══ DOCUMENT PASSAGE

Thursday, 15 July 2010

Refactoring as Time Machine

Dear Junior

If I had a time machine, I would not need to worry very much on how to invest my retirement pension plan. I could just pick any random fund, and if that one turns bad, I could just travel back in time and pick one that will succeed instead.

Now, who said that time travel should be free? If nothing else, the power to run it should send your electricity bill to unusual heights. So each time travel will certainly come with a fee. However, if it enables me to "have made" a better choice of pension plan thirty years ago, it would probably be worth it.


The Existential Angst of Making Decisions

How wonderful would that be, to not have to spend effort and energy on finding what hopefully is the best, and then have to worry about having made the wrong decision.

Unfortunately, I have no time machine. And chances are I will not have one either when time comes for me to retire, about thirty years from now.

So, boring and uninteresting it might be, I have to spend time and energy on investigating different choices to make a good one. And live with the angst.

════

TASKS TO CARRY OUT
[1] Print the time machine essay from "How wonderful would" to "thirty years from now.".
[2] Write the next part of the time machine essay, picking up after its final sentence.

══ DATA SECTION

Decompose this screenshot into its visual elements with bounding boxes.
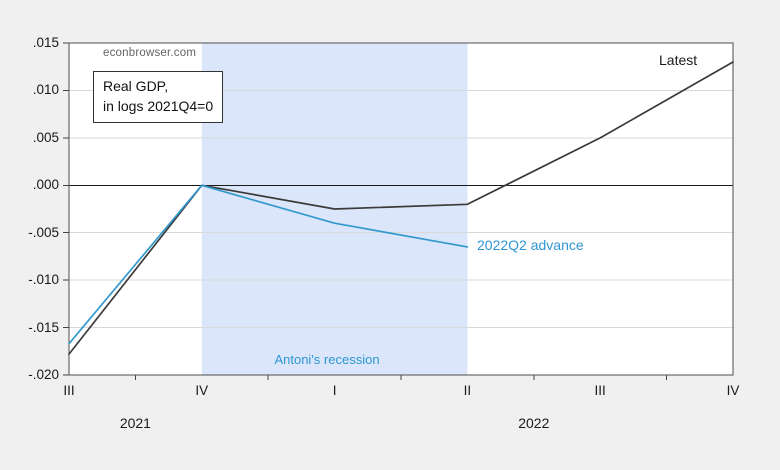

════

SOLVED TASKS
[1]
How wonderful would that be, to not have to spend effort and energy on finding what hopefully is the best, and then have to worry about having made the wrong decision.

Unfortunately, I have no time machine. And chances are I will not have one either when time comes for me to retire, about thirty years from now.

[2]
In System Development We also make Decisions

When developing software, I constantly have to make a lot of decisions, small or big. It might be just what to name a method, or it might be how to split the system in tiers; still decisions, decisions, decisions. And, all those choices affect how easy the system will be to work with in the future - picking the wrong choice, and I will have a hard time.

Sometimes I find that I have earlier made a design- or architecture decision that "seemed like a good idea at the moment", but now feels like crap. Perhaps I should have spent a little more time and effort thinking over all possible futures?

In System Development We Have a Time Machine

To my delight, I have found that in system development I have the time machine I lack in financial investments. Often some not-too-complicated refactorings can "take me back in time" and change that template method solution (that does not suite me well any longer) to a shiny state and strategy pattern (that does suit my current needs).

Of course, the refactoring time travel is not for free - there is a fee to be paid in the work I have to do and the testing to ensure it went well. However, that fee is much lower than paying the price of continue working with a code-base that is not well aligned with my best-idea-at-the-moment.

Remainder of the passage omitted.